● **Task**:
Restate each line of the listing exactly, without carrying over any pictures.

● **Records to process**:
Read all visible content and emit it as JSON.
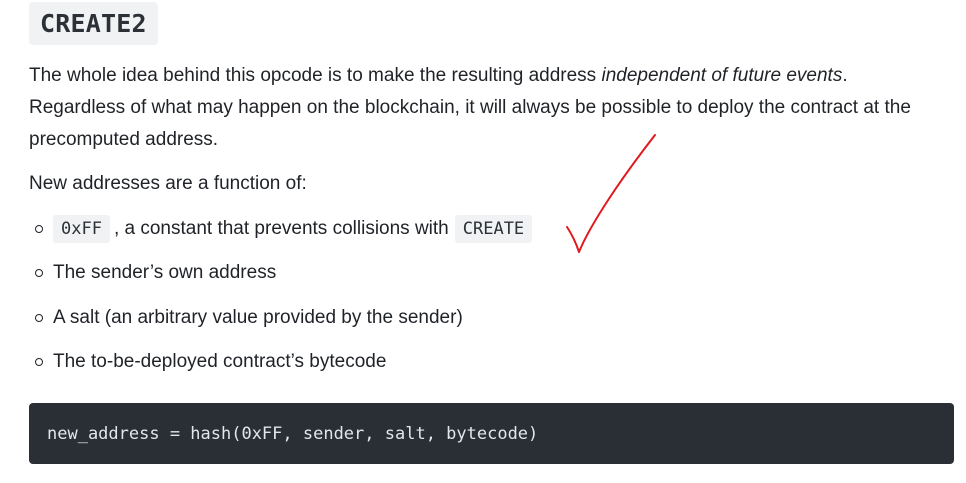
{
  "heading": "CREATE2",
  "intro": {
    "part1": "The whole idea behind this opcode is to make the resulting address ",
    "emphasis": "independent of future events",
    "part2": ". Regardless of what may happen on the blockchain, it will always be possible to deploy the contract at the precomputed address."
  },
  "list_intro": "New addresses are a function of:",
  "items": {
    "item1_code": "0xFF",
    "item1_text": ", a constant that prevents collisions with",
    "item1_code2": "CREATE",
    "item2": "The sender’s own address",
    "item3": "A salt (an arbitrary value provided by the sender)",
    "item4": "The to-be-deployed contract’s bytecode"
  },
  "code_block": "new_address = hash(0xFF, sender, salt, bytecode)",
  "annotation": {
    "icon": "checkmark-icon",
    "color": "#e0191f"
  },
  "colors": {
    "code_bg": "#2a2f36",
    "inline_code_bg": "#f1f2f4"
  }
}
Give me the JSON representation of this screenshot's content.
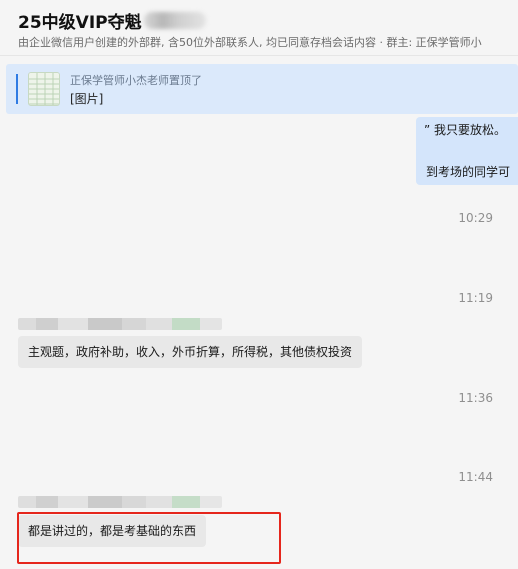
{
  "header": {
    "title": "25中级VIP夺魁",
    "subtitle": "由企业微信用户创建的外部群, 含50位外部联系人, 均已同意存档会话内容 · 群主: 正保学管师小"
  },
  "pinned": {
    "meta": "正保学管师小杰老师置顶了",
    "content": "[图片]"
  },
  "messages": {
    "right_bubble": {
      "line1": "” 我只要放松。",
      "line2": "到考场的同学可"
    },
    "time1": "10:29",
    "time2": "11:19",
    "msg1": "主观题，政府补助，收入，外币折算，所得税，其他债权投资",
    "time3": "11:36",
    "time4": "11:44",
    "msg2": "都是讲过的，都是考基础的东西"
  },
  "colors": {
    "accent": "#2f7be3",
    "highlight": "#e5261c"
  }
}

● **Answer to this problem**:
Read all visible content and emit it as JSON.
{
  "heading": "CREATE2",
  "intro": {
    "part1": "The whole idea behind this opcode is to make the resulting address ",
    "emphasis": "independent of future events",
    "part2": ". Regardless of what may happen on the blockchain, it will always be possible to deploy the contract at the precomputed address."
  },
  "list_intro": "New addresses are a function of:",
  "items": {
    "item1_code": "0xFF",
    "item1_text": ", a constant that prevents collisions with",
    "item1_code2": "CREATE",
    "item2": "The sender’s own address",
    "item3": "A salt (an arbitrary value provided by the sender)",
    "item4": "The to-be-deployed contract’s bytecode"
  },
  "code_block": "new_address = hash(0xFF, sender, salt, bytecode)",
  "annotation": {
    "icon": "checkmark-icon",
    "color": "#e0191f"
  },
  "colors": {
    "code_bg": "#2a2f36",
    "inline_code_bg": "#f1f2f4"
  }
}
Give me the JSON representation of this screenshot's content.
{
  "header": {
    "title": "25中级VIP夺魁",
    "subtitle": "由企业微信用户创建的外部群, 含50位外部联系人, 均已同意存档会话内容 · 群主: 正保学管师小"
  },
  "pinned": {
    "meta": "正保学管师小杰老师置顶了",
    "content": "[图片]"
  },
  "messages": {
    "right_bubble": {
      "line1": "” 我只要放松。",
      "line2": "到考场的同学可"
    },
    "time1": "10:29",
    "time2": "11:19",
    "msg1": "主观题，政府补助，收入，外币折算，所得税，其他债权投资",
    "time3": "11:36",
    "time4": "11:44",
    "msg2": "都是讲过的，都是考基础的东西"
  },
  "colors": {
    "accent": "#2f7be3",
    "highlight": "#e5261c"
  }
}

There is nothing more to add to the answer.